▶ **Stated goal**
Reproduce all the lines below exactly and omit the images.

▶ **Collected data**

++++++++++

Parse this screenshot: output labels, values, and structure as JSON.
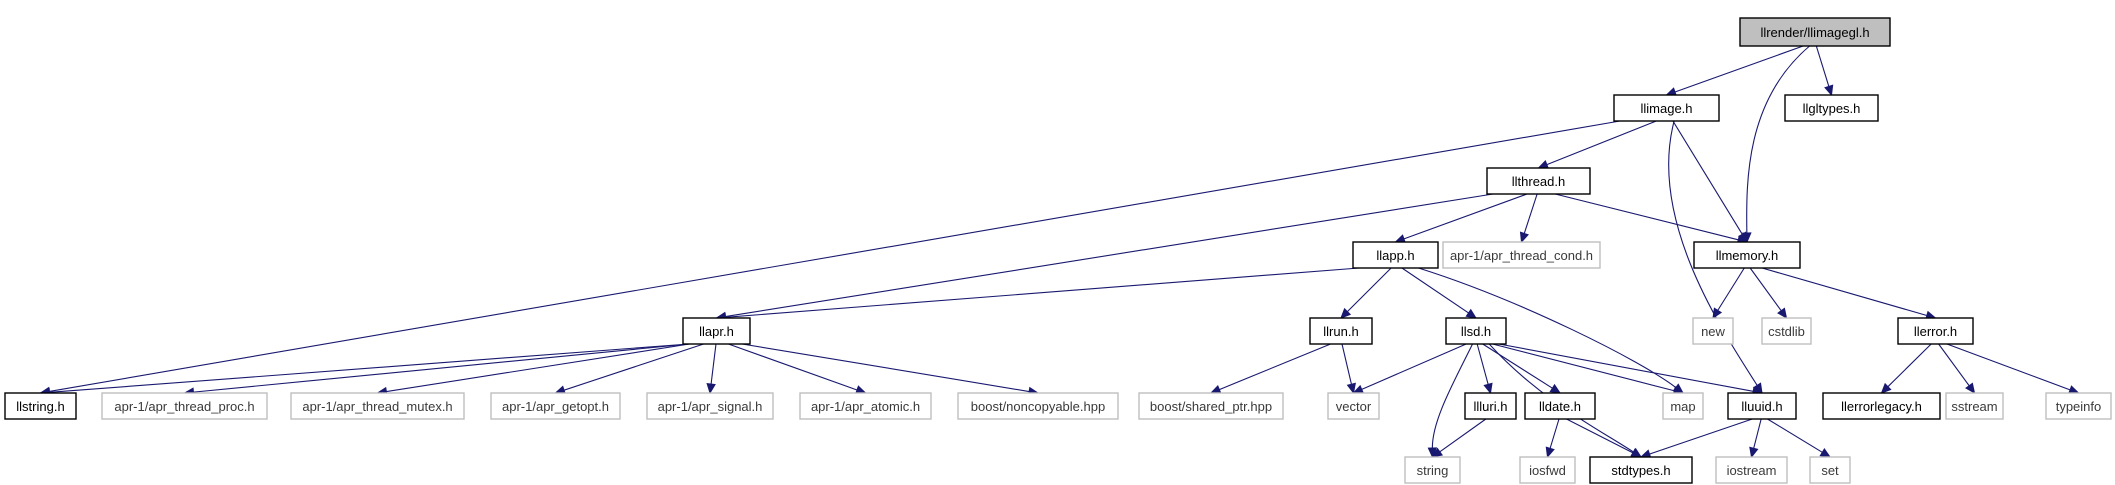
{
  "graph": {
    "colors": {
      "edge": "#191970",
      "node_border": "#000000",
      "root_fill": "#bfbfbf",
      "external_border": "#bfbfbf"
    },
    "nodes": [
      {
        "id": "n0",
        "label": "llrender/llimagegl.h",
        "kind": "root"
      },
      {
        "id": "n1",
        "label": "llimage.h",
        "kind": "doc"
      },
      {
        "id": "n2",
        "label": "llgltypes.h",
        "kind": "doc"
      },
      {
        "id": "n3",
        "label": "llthread.h",
        "kind": "doc"
      },
      {
        "id": "n4",
        "label": "llmemory.h",
        "kind": "doc"
      },
      {
        "id": "n5",
        "label": "llapp.h",
        "kind": "doc"
      },
      {
        "id": "n6",
        "label": "apr-1/apr_thread_cond.h",
        "kind": "ext"
      },
      {
        "id": "n7",
        "label": "llapr.h",
        "kind": "doc"
      },
      {
        "id": "n8",
        "label": "llrun.h",
        "kind": "doc"
      },
      {
        "id": "n9",
        "label": "llsd.h",
        "kind": "doc"
      },
      {
        "id": "n10",
        "label": "new",
        "kind": "ext"
      },
      {
        "id": "n11",
        "label": "cstdlib",
        "kind": "ext"
      },
      {
        "id": "n12",
        "label": "llerror.h",
        "kind": "doc"
      },
      {
        "id": "n13",
        "label": "llstring.h",
        "kind": "doc"
      },
      {
        "id": "n14",
        "label": "apr-1/apr_thread_proc.h",
        "kind": "ext"
      },
      {
        "id": "n15",
        "label": "apr-1/apr_thread_mutex.h",
        "kind": "ext"
      },
      {
        "id": "n16",
        "label": "apr-1/apr_getopt.h",
        "kind": "ext"
      },
      {
        "id": "n17",
        "label": "apr-1/apr_signal.h",
        "kind": "ext"
      },
      {
        "id": "n18",
        "label": "apr-1/apr_atomic.h",
        "kind": "ext"
      },
      {
        "id": "n19",
        "label": "boost/noncopyable.hpp",
        "kind": "ext"
      },
      {
        "id": "n20",
        "label": "boost/shared_ptr.hpp",
        "kind": "ext"
      },
      {
        "id": "n21",
        "label": "vector",
        "kind": "ext"
      },
      {
        "id": "n22",
        "label": "map",
        "kind": "ext"
      },
      {
        "id": "n23",
        "label": "lluuid.h",
        "kind": "doc"
      },
      {
        "id": "n24",
        "label": "llerrorlegacy.h",
        "kind": "doc"
      },
      {
        "id": "n25",
        "label": "sstream",
        "kind": "ext"
      },
      {
        "id": "n26",
        "label": "typeinfo",
        "kind": "ext"
      },
      {
        "id": "n27",
        "label": "llluri.h",
        "kind": "doc"
      },
      {
        "id": "n28",
        "label": "lldate.h",
        "kind": "doc"
      },
      {
        "id": "n29",
        "label": "string",
        "kind": "ext"
      },
      {
        "id": "n30",
        "label": "iosfwd",
        "kind": "ext"
      },
      {
        "id": "n31",
        "label": "stdtypes.h",
        "kind": "doc"
      },
      {
        "id": "n32",
        "label": "iostream",
        "kind": "ext"
      },
      {
        "id": "n33",
        "label": "set",
        "kind": "ext"
      }
    ],
    "edges": [
      [
        "n0",
        "n1"
      ],
      [
        "n0",
        "n2"
      ],
      [
        "n0",
        "n4"
      ],
      [
        "n1",
        "n3"
      ],
      [
        "n1",
        "n4"
      ],
      [
        "n1",
        "n13"
      ],
      [
        "n1",
        "n23"
      ],
      [
        "n3",
        "n5"
      ],
      [
        "n3",
        "n6"
      ],
      [
        "n3",
        "n4"
      ],
      [
        "n3",
        "n7"
      ],
      [
        "n5",
        "n7"
      ],
      [
        "n5",
        "n8"
      ],
      [
        "n5",
        "n9"
      ],
      [
        "n5",
        "n22"
      ],
      [
        "n4",
        "n10"
      ],
      [
        "n4",
        "n11"
      ],
      [
        "n4",
        "n12"
      ],
      [
        "n7",
        "n13"
      ],
      [
        "n7",
        "n14"
      ],
      [
        "n7",
        "n15"
      ],
      [
        "n7",
        "n16"
      ],
      [
        "n7",
        "n17"
      ],
      [
        "n7",
        "n18"
      ],
      [
        "n7",
        "n19"
      ],
      [
        "n8",
        "n20"
      ],
      [
        "n8",
        "n21"
      ],
      [
        "n9",
        "n21"
      ],
      [
        "n9",
        "n27"
      ],
      [
        "n9",
        "n28"
      ],
      [
        "n9",
        "n29"
      ],
      [
        "n9",
        "n22"
      ],
      [
        "n9",
        "n23"
      ],
      [
        "n9",
        "n31"
      ],
      [
        "n12",
        "n24"
      ],
      [
        "n12",
        "n25"
      ],
      [
        "n12",
        "n26"
      ],
      [
        "n27",
        "n29"
      ],
      [
        "n28",
        "n30"
      ],
      [
        "n28",
        "n31"
      ],
      [
        "n23",
        "n31"
      ],
      [
        "n23",
        "n32"
      ],
      [
        "n23",
        "n33"
      ]
    ]
  }
}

++++++++++

▶ **Task answer**
Parse this screenshot: output labels, values, and structure as JSON.
{
  "graph": {
    "colors": {
      "edge": "#191970",
      "node_border": "#000000",
      "root_fill": "#bfbfbf",
      "external_border": "#bfbfbf"
    },
    "nodes": [
      {
        "id": "n0",
        "label": "llrender/llimagegl.h",
        "kind": "root"
      },
      {
        "id": "n1",
        "label": "llimage.h",
        "kind": "doc"
      },
      {
        "id": "n2",
        "label": "llgltypes.h",
        "kind": "doc"
      },
      {
        "id": "n3",
        "label": "llthread.h",
        "kind": "doc"
      },
      {
        "id": "n4",
        "label": "llmemory.h",
        "kind": "doc"
      },
      {
        "id": "n5",
        "label": "llapp.h",
        "kind": "doc"
      },
      {
        "id": "n6",
        "label": "apr-1/apr_thread_cond.h",
        "kind": "ext"
      },
      {
        "id": "n7",
        "label": "llapr.h",
        "kind": "doc"
      },
      {
        "id": "n8",
        "label": "llrun.h",
        "kind": "doc"
      },
      {
        "id": "n9",
        "label": "llsd.h",
        "kind": "doc"
      },
      {
        "id": "n10",
        "label": "new",
        "kind": "ext"
      },
      {
        "id": "n11",
        "label": "cstdlib",
        "kind": "ext"
      },
      {
        "id": "n12",
        "label": "llerror.h",
        "kind": "doc"
      },
      {
        "id": "n13",
        "label": "llstring.h",
        "kind": "doc"
      },
      {
        "id": "n14",
        "label": "apr-1/apr_thread_proc.h",
        "kind": "ext"
      },
      {
        "id": "n15",
        "label": "apr-1/apr_thread_mutex.h",
        "kind": "ext"
      },
      {
        "id": "n16",
        "label": "apr-1/apr_getopt.h",
        "kind": "ext"
      },
      {
        "id": "n17",
        "label": "apr-1/apr_signal.h",
        "kind": "ext"
      },
      {
        "id": "n18",
        "label": "apr-1/apr_atomic.h",
        "kind": "ext"
      },
      {
        "id": "n19",
        "label": "boost/noncopyable.hpp",
        "kind": "ext"
      },
      {
        "id": "n20",
        "label": "boost/shared_ptr.hpp",
        "kind": "ext"
      },
      {
        "id": "n21",
        "label": "vector",
        "kind": "ext"
      },
      {
        "id": "n22",
        "label": "map",
        "kind": "ext"
      },
      {
        "id": "n23",
        "label": "lluuid.h",
        "kind": "doc"
      },
      {
        "id": "n24",
        "label": "llerrorlegacy.h",
        "kind": "doc"
      },
      {
        "id": "n25",
        "label": "sstream",
        "kind": "ext"
      },
      {
        "id": "n26",
        "label": "typeinfo",
        "kind": "ext"
      },
      {
        "id": "n27",
        "label": "llluri.h",
        "kind": "doc"
      },
      {
        "id": "n28",
        "label": "lldate.h",
        "kind": "doc"
      },
      {
        "id": "n29",
        "label": "string",
        "kind": "ext"
      },
      {
        "id": "n30",
        "label": "iosfwd",
        "kind": "ext"
      },
      {
        "id": "n31",
        "label": "stdtypes.h",
        "kind": "doc"
      },
      {
        "id": "n32",
        "label": "iostream",
        "kind": "ext"
      },
      {
        "id": "n33",
        "label": "set",
        "kind": "ext"
      }
    ],
    "edges": [
      [
        "n0",
        "n1"
      ],
      [
        "n0",
        "n2"
      ],
      [
        "n0",
        "n4"
      ],
      [
        "n1",
        "n3"
      ],
      [
        "n1",
        "n4"
      ],
      [
        "n1",
        "n13"
      ],
      [
        "n1",
        "n23"
      ],
      [
        "n3",
        "n5"
      ],
      [
        "n3",
        "n6"
      ],
      [
        "n3",
        "n4"
      ],
      [
        "n3",
        "n7"
      ],
      [
        "n5",
        "n7"
      ],
      [
        "n5",
        "n8"
      ],
      [
        "n5",
        "n9"
      ],
      [
        "n5",
        "n22"
      ],
      [
        "n4",
        "n10"
      ],
      [
        "n4",
        "n11"
      ],
      [
        "n4",
        "n12"
      ],
      [
        "n7",
        "n13"
      ],
      [
        "n7",
        "n14"
      ],
      [
        "n7",
        "n15"
      ],
      [
        "n7",
        "n16"
      ],
      [
        "n7",
        "n17"
      ],
      [
        "n7",
        "n18"
      ],
      [
        "n7",
        "n19"
      ],
      [
        "n8",
        "n20"
      ],
      [
        "n8",
        "n21"
      ],
      [
        "n9",
        "n21"
      ],
      [
        "n9",
        "n27"
      ],
      [
        "n9",
        "n28"
      ],
      [
        "n9",
        "n29"
      ],
      [
        "n9",
        "n22"
      ],
      [
        "n9",
        "n23"
      ],
      [
        "n9",
        "n31"
      ],
      [
        "n12",
        "n24"
      ],
      [
        "n12",
        "n25"
      ],
      [
        "n12",
        "n26"
      ],
      [
        "n27",
        "n29"
      ],
      [
        "n28",
        "n30"
      ],
      [
        "n28",
        "n31"
      ],
      [
        "n23",
        "n31"
      ],
      [
        "n23",
        "n32"
      ],
      [
        "n23",
        "n33"
      ]
    ]
  }
}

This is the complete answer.